-- Start of DATA FOR THE TASK --

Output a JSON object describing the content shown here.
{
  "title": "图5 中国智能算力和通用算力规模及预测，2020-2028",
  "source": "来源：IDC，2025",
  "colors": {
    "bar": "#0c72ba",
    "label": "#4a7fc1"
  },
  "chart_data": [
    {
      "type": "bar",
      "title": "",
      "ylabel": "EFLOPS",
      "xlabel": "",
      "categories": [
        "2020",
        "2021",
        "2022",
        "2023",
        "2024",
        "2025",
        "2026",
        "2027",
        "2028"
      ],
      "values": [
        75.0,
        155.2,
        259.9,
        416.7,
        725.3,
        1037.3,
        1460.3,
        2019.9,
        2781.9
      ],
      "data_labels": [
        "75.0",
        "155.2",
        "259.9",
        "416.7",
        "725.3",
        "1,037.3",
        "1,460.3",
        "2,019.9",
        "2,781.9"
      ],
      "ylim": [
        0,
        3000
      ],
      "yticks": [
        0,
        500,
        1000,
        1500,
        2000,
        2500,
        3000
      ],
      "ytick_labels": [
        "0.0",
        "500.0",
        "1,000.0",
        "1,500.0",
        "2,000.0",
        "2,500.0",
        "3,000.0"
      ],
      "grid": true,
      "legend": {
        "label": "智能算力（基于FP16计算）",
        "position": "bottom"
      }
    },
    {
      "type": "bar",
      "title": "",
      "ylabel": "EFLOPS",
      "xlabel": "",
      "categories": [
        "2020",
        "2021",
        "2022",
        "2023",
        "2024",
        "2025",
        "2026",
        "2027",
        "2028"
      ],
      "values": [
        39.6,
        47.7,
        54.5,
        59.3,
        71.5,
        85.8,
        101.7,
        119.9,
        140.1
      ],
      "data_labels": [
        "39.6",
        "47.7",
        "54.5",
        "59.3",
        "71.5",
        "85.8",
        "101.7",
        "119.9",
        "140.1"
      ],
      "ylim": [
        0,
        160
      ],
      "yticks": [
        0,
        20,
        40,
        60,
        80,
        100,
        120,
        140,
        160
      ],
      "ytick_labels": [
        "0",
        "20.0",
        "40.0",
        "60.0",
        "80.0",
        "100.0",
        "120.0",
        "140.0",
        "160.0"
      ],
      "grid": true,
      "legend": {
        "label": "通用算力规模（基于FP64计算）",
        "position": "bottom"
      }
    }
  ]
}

-- End of DATA FOR THE TASK --

▶ [EXERCISE BRIEF]: Repeat all entries. Match them exactly.

▶ [ANSWER]:
Output a JSON object describing the content shown here.
{
  "title": "图5 中国智能算力和通用算力规模及预测，2020-2028",
  "source": "来源：IDC，2025",
  "colors": {
    "bar": "#0c72ba",
    "label": "#4a7fc1"
  },
  "chart_data": [
    {
      "type": "bar",
      "title": "",
      "ylabel": "EFLOPS",
      "xlabel": "",
      "categories": [
        "2020",
        "2021",
        "2022",
        "2023",
        "2024",
        "2025",
        "2026",
        "2027",
        "2028"
      ],
      "values": [
        75.0,
        155.2,
        259.9,
        416.7,
        725.3,
        1037.3,
        1460.3,
        2019.9,
        2781.9
      ],
      "data_labels": [
        "75.0",
        "155.2",
        "259.9",
        "416.7",
        "725.3",
        "1,037.3",
        "1,460.3",
        "2,019.9",
        "2,781.9"
      ],
      "ylim": [
        0,
        3000
      ],
      "yticks": [
        0,
        500,
        1000,
        1500,
        2000,
        2500,
        3000
      ],
      "ytick_labels": [
        "0.0",
        "500.0",
        "1,000.0",
        "1,500.0",
        "2,000.0",
        "2,500.0",
        "3,000.0"
      ],
      "grid": true,
      "legend": {
        "label": "智能算力（基于FP16计算）",
        "position": "bottom"
      }
    },
    {
      "type": "bar",
      "title": "",
      "ylabel": "EFLOPS",
      "xlabel": "",
      "categories": [
        "2020",
        "2021",
        "2022",
        "2023",
        "2024",
        "2025",
        "2026",
        "2027",
        "2028"
      ],
      "values": [
        39.6,
        47.7,
        54.5,
        59.3,
        71.5,
        85.8,
        101.7,
        119.9,
        140.1
      ],
      "data_labels": [
        "39.6",
        "47.7",
        "54.5",
        "59.3",
        "71.5",
        "85.8",
        "101.7",
        "119.9",
        "140.1"
      ],
      "ylim": [
        0,
        160
      ],
      "yticks": [
        0,
        20,
        40,
        60,
        80,
        100,
        120,
        140,
        160
      ],
      "ytick_labels": [
        "0",
        "20.0",
        "40.0",
        "60.0",
        "80.0",
        "100.0",
        "120.0",
        "140.0",
        "160.0"
      ],
      "grid": true,
      "legend": {
        "label": "通用算力规模（基于FP64计算）",
        "position": "bottom"
      }
    }
  ]
}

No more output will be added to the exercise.